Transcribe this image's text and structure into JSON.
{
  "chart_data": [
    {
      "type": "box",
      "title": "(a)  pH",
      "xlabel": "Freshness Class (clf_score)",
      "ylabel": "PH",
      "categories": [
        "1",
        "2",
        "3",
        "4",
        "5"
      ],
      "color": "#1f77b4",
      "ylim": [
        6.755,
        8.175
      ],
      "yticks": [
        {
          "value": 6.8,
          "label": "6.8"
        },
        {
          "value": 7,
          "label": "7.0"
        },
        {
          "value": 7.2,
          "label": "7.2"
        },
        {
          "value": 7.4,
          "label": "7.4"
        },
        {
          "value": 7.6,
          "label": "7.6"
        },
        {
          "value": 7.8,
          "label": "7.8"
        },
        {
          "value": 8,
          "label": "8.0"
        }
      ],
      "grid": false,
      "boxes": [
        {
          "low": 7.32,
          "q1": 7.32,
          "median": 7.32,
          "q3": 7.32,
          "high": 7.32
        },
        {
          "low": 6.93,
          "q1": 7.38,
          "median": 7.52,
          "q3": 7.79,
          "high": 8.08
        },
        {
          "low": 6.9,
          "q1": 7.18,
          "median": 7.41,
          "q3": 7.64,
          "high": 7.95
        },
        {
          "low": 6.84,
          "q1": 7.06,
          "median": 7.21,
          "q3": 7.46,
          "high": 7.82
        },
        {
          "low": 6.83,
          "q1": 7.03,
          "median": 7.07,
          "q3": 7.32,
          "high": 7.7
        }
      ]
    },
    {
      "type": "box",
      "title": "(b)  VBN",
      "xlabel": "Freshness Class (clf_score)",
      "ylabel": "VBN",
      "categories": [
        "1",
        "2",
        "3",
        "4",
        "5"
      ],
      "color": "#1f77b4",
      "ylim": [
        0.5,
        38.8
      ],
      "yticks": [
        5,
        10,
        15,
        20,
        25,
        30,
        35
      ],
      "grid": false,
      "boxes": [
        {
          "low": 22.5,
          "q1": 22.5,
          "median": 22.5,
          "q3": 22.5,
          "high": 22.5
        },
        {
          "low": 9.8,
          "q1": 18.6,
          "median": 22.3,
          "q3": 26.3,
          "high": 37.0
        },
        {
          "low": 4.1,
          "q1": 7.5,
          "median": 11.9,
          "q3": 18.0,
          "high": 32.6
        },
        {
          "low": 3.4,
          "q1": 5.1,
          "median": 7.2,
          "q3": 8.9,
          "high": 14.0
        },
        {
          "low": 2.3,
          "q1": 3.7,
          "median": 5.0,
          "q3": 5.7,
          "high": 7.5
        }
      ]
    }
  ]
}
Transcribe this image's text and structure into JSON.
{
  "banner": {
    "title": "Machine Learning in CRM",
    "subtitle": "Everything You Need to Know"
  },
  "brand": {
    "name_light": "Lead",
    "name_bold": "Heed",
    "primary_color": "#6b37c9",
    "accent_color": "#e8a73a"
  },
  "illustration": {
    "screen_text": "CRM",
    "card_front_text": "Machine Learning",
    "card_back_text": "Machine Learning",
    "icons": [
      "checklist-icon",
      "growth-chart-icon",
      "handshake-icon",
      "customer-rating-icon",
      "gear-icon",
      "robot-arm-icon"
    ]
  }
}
=====
▶ [Task to carry out]:
Write out the entries above word for word.

▶ [Solution to the exercise]:
Transcribe this image's text and structure into JSON.
{
  "chart_data": [
    {
      "type": "box",
      "title": "(a)  pH",
      "xlabel": "Freshness Class (clf_score)",
      "ylabel": "PH",
      "categories": [
        "1",
        "2",
        "3",
        "4",
        "5"
      ],
      "color": "#1f77b4",
      "ylim": [
        6.755,
        8.175
      ],
      "yticks": [
        {
          "value": 6.8,
          "label": "6.8"
        },
        {
          "value": 7,
          "label": "7.0"
        },
        {
          "value": 7.2,
          "label": "7.2"
        },
        {
          "value": 7.4,
          "label": "7.4"
        },
        {
          "value": 7.6,
          "label": "7.6"
        },
        {
          "value": 7.8,
          "label": "7.8"
        },
        {
          "value": 8,
          "label": "8.0"
        }
      ],
      "grid": false,
      "boxes": [
        {
          "low": 7.32,
          "q1": 7.32,
          "median": 7.32,
          "q3": 7.32,
          "high": 7.32
        },
        {
          "low": 6.93,
          "q1": 7.38,
          "median": 7.52,
          "q3": 7.79,
          "high": 8.08
        },
        {
          "low": 6.9,
          "q1": 7.18,
          "median": 7.41,
          "q3": 7.64,
          "high": 7.95
        },
        {
          "low": 6.84,
          "q1": 7.06,
          "median": 7.21,
          "q3": 7.46,
          "high": 7.82
        },
        {
          "low": 6.83,
          "q1": 7.03,
          "median": 7.07,
          "q3": 7.32,
          "high": 7.7
        }
      ]
    },
    {
      "type": "box",
      "title": "(b)  VBN",
      "xlabel": "Freshness Class (clf_score)",
      "ylabel": "VBN",
      "categories": [
        "1",
        "2",
        "3",
        "4",
        "5"
      ],
      "color": "#1f77b4",
      "ylim": [
        0.5,
        38.8
      ],
      "yticks": [
        5,
        10,
        15,
        20,
        25,
        30,
        35
      ],
      "grid": false,
      "boxes": [
        {
          "low": 22.5,
          "q1": 22.5,
          "median": 22.5,
          "q3": 22.5,
          "high": 22.5
        },
        {
          "low": 9.8,
          "q1": 18.6,
          "median": 22.3,
          "q3": 26.3,
          "high": 37.0
        },
        {
          "low": 4.1,
          "q1": 7.5,
          "median": 11.9,
          "q3": 18.0,
          "high": 32.6
        },
        {
          "low": 3.4,
          "q1": 5.1,
          "median": 7.2,
          "q3": 8.9,
          "high": 14.0
        },
        {
          "low": 2.3,
          "q1": 3.7,
          "median": 5.0,
          "q3": 5.7,
          "high": 7.5
        }
      ]
    }
  ]
}
Transcribe this image's text and structure into JSON.
{
  "banner": {
    "title": "Machine Learning in CRM",
    "subtitle": "Everything You Need to Know"
  },
  "brand": {
    "name_light": "Lead",
    "name_bold": "Heed",
    "primary_color": "#6b37c9",
    "accent_color": "#e8a73a"
  },
  "illustration": {
    "screen_text": "CRM",
    "card_front_text": "Machine Learning",
    "card_back_text": "Machine Learning",
    "icons": [
      "checklist-icon",
      "growth-chart-icon",
      "handshake-icon",
      "customer-rating-icon",
      "gear-icon",
      "robot-arm-icon"
    ]
  }
}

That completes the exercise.